■ **What you need to do**:
Send back all the data below, exactly as given.

■ **Information shown**:
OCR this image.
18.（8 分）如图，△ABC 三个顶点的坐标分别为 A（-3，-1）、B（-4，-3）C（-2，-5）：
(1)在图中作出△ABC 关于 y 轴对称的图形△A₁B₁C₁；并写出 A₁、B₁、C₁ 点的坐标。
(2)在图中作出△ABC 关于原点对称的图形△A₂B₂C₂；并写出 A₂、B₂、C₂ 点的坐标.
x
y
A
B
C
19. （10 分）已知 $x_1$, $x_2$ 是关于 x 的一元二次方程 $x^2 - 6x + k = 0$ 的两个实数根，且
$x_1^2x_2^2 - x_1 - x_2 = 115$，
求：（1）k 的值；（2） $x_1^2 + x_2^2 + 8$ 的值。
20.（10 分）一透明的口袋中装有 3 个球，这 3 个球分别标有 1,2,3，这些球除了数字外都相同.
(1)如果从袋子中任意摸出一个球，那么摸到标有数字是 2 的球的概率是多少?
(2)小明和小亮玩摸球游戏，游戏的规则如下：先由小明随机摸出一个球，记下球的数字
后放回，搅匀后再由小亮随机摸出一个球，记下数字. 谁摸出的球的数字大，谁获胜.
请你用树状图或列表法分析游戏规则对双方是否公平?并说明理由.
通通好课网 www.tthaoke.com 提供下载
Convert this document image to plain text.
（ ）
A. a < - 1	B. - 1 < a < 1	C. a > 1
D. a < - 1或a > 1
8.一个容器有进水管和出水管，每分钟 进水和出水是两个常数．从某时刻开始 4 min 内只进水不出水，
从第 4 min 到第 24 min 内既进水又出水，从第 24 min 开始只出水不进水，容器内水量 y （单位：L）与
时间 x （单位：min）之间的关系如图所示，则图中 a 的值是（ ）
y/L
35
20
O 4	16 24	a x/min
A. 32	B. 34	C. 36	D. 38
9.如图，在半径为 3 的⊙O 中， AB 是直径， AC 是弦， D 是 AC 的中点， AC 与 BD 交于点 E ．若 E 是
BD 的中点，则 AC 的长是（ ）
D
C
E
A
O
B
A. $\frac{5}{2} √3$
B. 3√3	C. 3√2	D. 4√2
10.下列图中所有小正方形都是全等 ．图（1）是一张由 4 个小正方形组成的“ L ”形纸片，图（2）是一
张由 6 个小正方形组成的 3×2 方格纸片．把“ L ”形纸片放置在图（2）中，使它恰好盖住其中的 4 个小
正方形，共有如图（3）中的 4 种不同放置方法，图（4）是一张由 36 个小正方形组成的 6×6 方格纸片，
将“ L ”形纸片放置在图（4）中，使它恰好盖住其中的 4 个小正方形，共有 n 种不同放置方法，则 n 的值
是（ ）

■ **The answer**:
OCR this image.
18.（8 分）如图，△ABC 三个顶点的坐标分别为 A（-3，-1）、B（-4，-3）C（-2，-5）：
(1)在图中作出△ABC 关于 y 轴对称的图形△A₁B₁C₁；并写出 A₁、B₁、C₁ 点的坐标。
(2)在图中作出△ABC 关于原点对称的图形△A₂B₂C₂；并写出 A₂、B₂、C₂ 点的坐标.
x
y
A
B
C
19. （10 分）已知 $x_1$, $x_2$ 是关于 x 的一元二次方程 $x^2 - 6x + k = 0$ 的两个实数根，且
$x_1^2x_2^2 - x_1 - x_2 = 115$，
求：（1）k 的值；（2） $x_1^2 + x_2^2 + 8$ 的值。
20.（10 分）一透明的口袋中装有 3 个球，这 3 个球分别标有 1,2,3，这些球除了数字外都相同.
(1)如果从袋子中任意摸出一个球，那么摸到标有数字是 2 的球的概率是多少?
(2)小明和小亮玩摸球游戏，游戏的规则如下：先由小明随机摸出一个球，记下球的数字
后放回，搅匀后再由小亮随机摸出一个球，记下数字. 谁摸出的球的数字大，谁获胜.
请你用树状图或列表法分析游戏规则对双方是否公平?并说明理由.
通通好课网 www.tthaoke.com 提供下载
Convert this document image to plain text.
（ ）
A. a < - 1	B. - 1 < a < 1	C. a > 1
D. a < - 1或a > 1
8.一个容器有进水管和出水管，每分钟 进水和出水是两个常数．从某时刻开始 4 min 内只进水不出水，
从第 4 min 到第 24 min 内既进水又出水，从第 24 min 开始只出水不进水，容器内水量 y （单位：L）与
时间 x （单位：min）之间的关系如图所示，则图中 a 的值是（ ）
y/L
35
20
O 4	16 24	a x/min
A. 32	B. 34	C. 36	D. 38
9.如图，在半径为 3 的⊙O 中， AB 是直径， AC 是弦， D 是 AC 的中点， AC 与 BD 交于点 E ．若 E 是
BD 的中点，则 AC 的长是（ ）
D
C
E
A
O
B
A. $\frac{5}{2} √3$
B. 3√3	C. 3√2	D. 4√2
10.下列图中所有小正方形都是全等 ．图（1）是一张由 4 个小正方形组成的“ L ”形纸片，图（2）是一
张由 6 个小正方形组成的 3×2 方格纸片．把“ L ”形纸片放置在图（2）中，使它恰好盖住其中的 4 个小
正方形，共有如图（3）中的 4 种不同放置方法，图（4）是一张由 36 个小正方形组成的 6×6 方格纸片，
将“ L ”形纸片放置在图（4）中，使它恰好盖住其中的 4 个小正方形，共有 n 种不同放置方法，则 n 的值
是（ ）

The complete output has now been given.